Starmer asked Truss who would pay for her energy crisis plan, which is due to be announced tomorrow and is speculated to cost over £100 billion ($114 billion).

Truss replied: "I am against a windfall tax. I believe it's the wrong thing to be putting companies off investing in the UK just as we need to be growing the economy."

Starmer said energy companies are set to make £170 billion in excess profits according to the Treasury, and so Truss was letting them off the hook while making ordinary people and businesses pay the bill.

"The real choice, the political choice, is who is going to pay?” Starmer asked.

"Is she really telling us that she's going to leave these vast excess profits on the table and make working people foot the bill for decades to come?" he added.

Truss doubled down on her refusal to raise taxes, saying it would deter investment.

"The last time we cut corporation tax we attracted more revenue into the Exchequer because more companies wanted to base themselves in Britain, more companies wanted to invest in our country,” she said.

Starmer said there was “nothing new” about the prime minister, as she was “re-heating” previous Conservative policies on corporation tax, “protecting oil and gas profits and forcing working people to pay the bill.”

§ **PARTS OF THE EXERCISE**
- A) Please shorten the paragraph beginning "Starmer said energy companies" in the energy plan exchange, keeping its main facts.
- B) Write the next part of the energy plan exchange, picking up after its final sentence.

§ **RECORDED INFORMATION**
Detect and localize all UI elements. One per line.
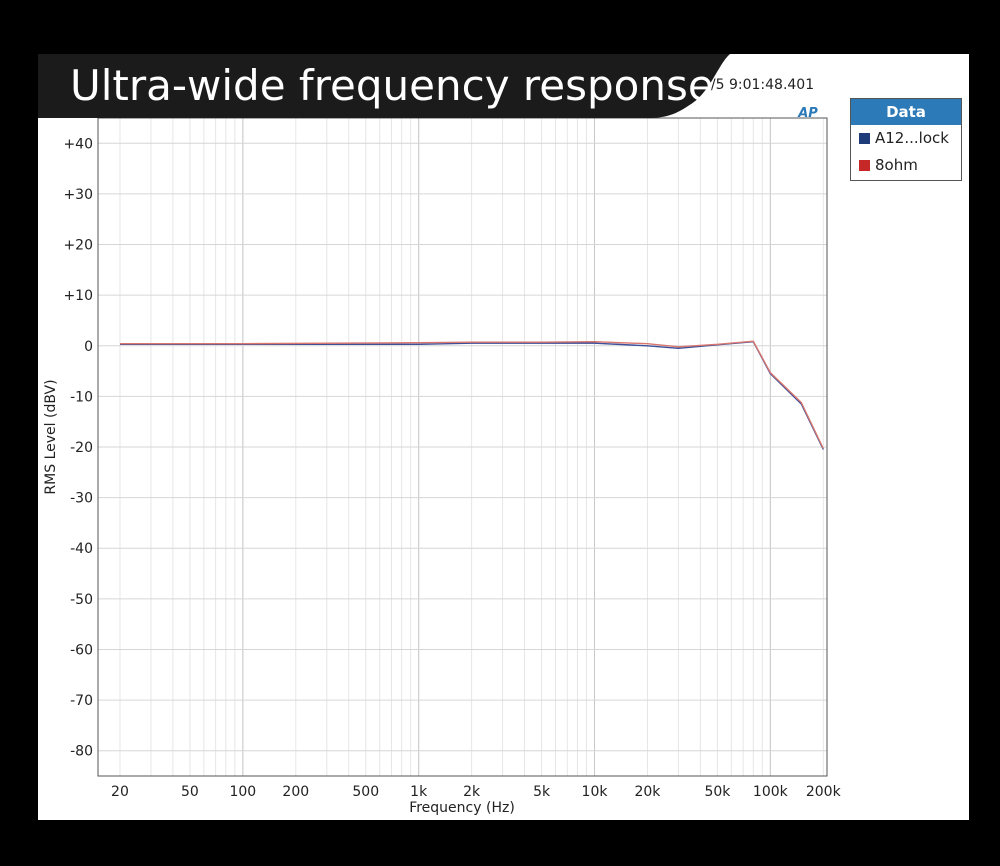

§ **RESULTS**
- A) Citing Treasury figures, Starmer said energy companies stand to make £170 billion in excess profits, and that Truss was letting them off the hook while ordinary people and businesses pay the bill.

- B)
Truss hit back that there was “nothing new about a Labour leader calling for higher taxes.”

“He doesn't understand aspiration, he doesn't understand that people want to keep more of their own money,” he added.

Former Prime Minister Theresa May was one of the MPs who spoke during the session, asking Truss why it was that “all three female prime ministers have been Conservative.”

Truss said to laughter on her benches: "There doesn't seem to be the ability in the Labour Party to find a female leader, or indeed a leader who doesn't come from North London.”

Truss officially took office on Tuesday after her fellow Conservative MPs voted her into the post and Queen Elizabeth duly appointed her.

She succeeds Boris Johnson, whose three-year premiership was torpedoed by a series of damaging scandals.